### Set problem
Give the count of lines holding the string "title" and nothing else.

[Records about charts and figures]
++++
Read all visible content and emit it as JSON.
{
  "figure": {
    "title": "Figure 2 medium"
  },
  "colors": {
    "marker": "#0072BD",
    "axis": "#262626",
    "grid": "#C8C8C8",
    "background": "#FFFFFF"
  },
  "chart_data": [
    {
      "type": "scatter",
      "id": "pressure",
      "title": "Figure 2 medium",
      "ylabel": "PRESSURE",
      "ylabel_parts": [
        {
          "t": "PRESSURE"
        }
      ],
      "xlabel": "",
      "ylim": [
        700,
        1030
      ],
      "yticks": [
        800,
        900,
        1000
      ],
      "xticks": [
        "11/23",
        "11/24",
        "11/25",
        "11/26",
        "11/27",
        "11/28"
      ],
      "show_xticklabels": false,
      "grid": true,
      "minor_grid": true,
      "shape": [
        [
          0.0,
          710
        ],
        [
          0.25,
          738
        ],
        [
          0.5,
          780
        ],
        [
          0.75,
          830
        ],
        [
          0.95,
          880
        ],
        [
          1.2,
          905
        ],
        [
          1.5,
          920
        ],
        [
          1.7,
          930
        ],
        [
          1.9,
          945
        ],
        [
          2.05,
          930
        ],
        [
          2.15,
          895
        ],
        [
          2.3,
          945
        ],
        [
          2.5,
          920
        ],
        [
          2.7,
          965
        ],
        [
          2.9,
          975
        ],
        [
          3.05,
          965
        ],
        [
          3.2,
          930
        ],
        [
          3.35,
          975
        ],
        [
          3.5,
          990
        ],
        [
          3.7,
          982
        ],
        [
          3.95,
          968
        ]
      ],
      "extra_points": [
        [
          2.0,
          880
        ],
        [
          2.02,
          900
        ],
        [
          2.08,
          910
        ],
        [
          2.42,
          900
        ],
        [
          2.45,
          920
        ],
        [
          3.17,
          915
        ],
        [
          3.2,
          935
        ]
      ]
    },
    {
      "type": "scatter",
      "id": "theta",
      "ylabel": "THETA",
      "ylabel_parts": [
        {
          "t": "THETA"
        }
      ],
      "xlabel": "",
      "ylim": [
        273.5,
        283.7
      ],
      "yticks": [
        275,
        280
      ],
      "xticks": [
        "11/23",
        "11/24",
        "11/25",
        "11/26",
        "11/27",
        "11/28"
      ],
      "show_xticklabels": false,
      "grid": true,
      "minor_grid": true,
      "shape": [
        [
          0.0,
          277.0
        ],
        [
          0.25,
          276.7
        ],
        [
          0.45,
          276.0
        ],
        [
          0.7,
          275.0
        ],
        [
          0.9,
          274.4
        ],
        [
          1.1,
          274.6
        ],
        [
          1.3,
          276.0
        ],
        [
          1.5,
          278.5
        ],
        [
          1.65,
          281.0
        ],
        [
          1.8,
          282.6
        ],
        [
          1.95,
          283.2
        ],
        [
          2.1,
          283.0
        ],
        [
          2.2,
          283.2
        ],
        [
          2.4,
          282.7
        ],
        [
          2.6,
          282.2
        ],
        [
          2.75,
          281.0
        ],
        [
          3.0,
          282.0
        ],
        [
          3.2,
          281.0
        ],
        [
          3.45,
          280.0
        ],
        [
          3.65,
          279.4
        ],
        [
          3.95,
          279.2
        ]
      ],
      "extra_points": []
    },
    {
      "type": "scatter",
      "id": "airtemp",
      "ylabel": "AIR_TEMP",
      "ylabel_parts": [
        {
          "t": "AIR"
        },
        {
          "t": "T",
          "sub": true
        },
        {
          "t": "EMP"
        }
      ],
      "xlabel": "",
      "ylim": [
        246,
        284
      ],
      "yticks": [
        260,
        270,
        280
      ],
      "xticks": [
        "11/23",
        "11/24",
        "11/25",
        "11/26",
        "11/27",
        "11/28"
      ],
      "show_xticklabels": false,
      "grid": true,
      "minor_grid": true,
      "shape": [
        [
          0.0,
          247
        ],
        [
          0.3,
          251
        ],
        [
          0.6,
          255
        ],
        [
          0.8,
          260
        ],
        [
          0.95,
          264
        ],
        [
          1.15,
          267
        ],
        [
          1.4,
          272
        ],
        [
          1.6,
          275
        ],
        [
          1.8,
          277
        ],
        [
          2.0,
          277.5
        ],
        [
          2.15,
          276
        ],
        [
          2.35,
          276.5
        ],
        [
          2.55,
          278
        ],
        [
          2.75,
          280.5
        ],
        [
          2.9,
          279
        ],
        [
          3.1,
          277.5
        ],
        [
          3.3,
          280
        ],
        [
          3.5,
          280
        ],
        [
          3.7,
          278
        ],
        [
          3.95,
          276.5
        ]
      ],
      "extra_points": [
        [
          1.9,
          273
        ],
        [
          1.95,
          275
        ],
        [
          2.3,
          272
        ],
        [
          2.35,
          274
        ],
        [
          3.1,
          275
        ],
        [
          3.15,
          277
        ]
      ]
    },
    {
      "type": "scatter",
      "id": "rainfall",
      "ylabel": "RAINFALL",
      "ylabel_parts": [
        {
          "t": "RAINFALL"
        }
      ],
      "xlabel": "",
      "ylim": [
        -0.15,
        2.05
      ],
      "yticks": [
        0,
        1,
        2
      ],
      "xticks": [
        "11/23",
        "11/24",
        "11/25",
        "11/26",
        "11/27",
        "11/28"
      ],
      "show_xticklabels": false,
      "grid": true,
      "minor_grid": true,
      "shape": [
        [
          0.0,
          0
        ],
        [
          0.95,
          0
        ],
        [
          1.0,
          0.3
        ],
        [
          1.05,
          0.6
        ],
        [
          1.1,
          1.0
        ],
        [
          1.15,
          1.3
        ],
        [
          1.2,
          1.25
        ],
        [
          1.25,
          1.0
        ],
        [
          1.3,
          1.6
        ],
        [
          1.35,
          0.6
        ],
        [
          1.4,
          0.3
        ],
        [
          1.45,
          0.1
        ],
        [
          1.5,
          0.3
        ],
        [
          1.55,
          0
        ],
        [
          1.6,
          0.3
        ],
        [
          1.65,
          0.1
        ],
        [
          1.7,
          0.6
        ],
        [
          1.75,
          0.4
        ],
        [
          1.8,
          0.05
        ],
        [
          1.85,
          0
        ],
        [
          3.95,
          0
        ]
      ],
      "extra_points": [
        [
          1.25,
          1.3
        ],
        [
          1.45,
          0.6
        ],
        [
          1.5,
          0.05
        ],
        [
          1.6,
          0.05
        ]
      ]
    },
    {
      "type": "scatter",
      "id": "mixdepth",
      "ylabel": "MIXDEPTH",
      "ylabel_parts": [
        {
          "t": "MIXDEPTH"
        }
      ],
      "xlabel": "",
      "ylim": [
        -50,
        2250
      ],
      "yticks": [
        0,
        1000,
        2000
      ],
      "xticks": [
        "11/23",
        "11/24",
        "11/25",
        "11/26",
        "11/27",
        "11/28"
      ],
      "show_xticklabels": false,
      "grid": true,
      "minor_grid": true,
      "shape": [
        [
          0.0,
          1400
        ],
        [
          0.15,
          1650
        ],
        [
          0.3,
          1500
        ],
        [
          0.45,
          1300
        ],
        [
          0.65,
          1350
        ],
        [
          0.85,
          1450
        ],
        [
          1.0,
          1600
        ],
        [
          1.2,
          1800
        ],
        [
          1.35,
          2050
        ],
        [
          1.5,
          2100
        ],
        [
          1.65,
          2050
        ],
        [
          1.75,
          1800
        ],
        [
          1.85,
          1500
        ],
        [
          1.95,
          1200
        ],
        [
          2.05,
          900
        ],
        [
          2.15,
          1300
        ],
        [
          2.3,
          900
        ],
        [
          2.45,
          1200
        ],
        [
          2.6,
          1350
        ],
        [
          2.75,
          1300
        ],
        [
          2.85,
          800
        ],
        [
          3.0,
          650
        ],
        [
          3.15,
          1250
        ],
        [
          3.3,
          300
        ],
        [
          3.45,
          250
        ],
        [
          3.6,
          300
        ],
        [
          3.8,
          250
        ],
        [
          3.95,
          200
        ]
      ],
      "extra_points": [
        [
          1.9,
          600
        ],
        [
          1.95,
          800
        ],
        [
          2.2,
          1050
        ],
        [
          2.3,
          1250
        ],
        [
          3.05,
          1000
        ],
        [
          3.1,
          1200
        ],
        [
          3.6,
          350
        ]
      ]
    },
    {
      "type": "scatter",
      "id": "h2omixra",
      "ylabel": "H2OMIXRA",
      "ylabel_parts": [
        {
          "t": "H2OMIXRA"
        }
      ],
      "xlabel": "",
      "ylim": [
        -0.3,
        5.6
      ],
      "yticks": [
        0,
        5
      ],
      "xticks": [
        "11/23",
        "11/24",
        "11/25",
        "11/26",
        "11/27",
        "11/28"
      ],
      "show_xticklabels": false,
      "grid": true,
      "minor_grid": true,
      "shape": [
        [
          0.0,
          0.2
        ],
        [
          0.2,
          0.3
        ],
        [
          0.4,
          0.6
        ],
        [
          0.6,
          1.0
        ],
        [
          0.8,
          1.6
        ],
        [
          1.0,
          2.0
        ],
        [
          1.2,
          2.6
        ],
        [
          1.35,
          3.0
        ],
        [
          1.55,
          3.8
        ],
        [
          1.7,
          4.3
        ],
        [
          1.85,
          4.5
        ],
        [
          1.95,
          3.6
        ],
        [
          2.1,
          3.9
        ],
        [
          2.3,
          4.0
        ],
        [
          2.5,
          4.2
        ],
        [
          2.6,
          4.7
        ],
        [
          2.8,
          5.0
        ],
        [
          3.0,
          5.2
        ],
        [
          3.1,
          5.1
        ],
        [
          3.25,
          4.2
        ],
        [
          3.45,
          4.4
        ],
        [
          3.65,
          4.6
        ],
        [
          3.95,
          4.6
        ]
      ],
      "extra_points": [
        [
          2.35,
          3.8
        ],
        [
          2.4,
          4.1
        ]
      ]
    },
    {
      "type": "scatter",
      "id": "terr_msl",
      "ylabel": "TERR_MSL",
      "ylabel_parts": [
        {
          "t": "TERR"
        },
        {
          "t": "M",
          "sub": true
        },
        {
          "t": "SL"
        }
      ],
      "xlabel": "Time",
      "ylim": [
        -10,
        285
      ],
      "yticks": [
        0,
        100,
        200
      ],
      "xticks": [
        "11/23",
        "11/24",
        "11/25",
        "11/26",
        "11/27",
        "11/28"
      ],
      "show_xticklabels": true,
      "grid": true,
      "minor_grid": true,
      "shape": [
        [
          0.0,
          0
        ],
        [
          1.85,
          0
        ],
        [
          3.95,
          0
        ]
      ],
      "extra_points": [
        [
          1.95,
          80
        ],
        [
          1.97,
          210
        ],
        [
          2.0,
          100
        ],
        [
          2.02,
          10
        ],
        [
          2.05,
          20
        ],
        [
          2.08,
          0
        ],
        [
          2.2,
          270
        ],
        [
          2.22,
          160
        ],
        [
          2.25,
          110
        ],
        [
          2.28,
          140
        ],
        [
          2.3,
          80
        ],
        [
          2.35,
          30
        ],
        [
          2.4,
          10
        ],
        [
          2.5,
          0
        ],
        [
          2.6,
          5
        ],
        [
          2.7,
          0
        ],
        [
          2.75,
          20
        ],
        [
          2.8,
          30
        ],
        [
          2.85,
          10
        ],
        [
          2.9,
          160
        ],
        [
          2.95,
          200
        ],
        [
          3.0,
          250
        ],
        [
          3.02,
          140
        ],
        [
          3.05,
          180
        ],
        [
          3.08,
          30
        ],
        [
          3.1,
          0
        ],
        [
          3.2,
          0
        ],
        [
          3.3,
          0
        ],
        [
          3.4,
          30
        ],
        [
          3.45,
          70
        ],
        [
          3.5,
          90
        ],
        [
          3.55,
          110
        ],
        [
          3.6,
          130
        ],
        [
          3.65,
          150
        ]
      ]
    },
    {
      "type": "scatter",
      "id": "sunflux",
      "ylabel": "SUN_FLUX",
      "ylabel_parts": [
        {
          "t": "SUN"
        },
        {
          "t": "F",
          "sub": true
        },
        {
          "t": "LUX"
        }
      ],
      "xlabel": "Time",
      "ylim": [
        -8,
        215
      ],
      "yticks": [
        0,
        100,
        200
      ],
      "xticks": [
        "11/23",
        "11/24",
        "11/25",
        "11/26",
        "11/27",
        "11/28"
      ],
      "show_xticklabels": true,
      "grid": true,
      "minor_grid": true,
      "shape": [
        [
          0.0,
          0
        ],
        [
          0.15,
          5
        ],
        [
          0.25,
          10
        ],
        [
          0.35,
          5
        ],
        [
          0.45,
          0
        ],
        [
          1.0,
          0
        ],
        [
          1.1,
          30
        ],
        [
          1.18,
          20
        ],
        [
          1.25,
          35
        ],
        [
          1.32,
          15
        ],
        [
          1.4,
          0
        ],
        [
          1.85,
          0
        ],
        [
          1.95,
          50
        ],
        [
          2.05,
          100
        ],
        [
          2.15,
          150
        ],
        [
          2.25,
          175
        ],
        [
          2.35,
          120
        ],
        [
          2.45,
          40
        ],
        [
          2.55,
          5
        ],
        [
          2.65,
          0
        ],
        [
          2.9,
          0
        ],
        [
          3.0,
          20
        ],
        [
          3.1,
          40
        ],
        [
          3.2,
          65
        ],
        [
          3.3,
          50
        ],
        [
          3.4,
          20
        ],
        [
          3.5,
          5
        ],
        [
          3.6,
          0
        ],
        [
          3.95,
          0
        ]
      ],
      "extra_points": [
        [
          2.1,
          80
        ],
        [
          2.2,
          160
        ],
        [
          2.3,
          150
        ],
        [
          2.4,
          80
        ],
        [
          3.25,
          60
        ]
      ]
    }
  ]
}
++++
### Written answer
2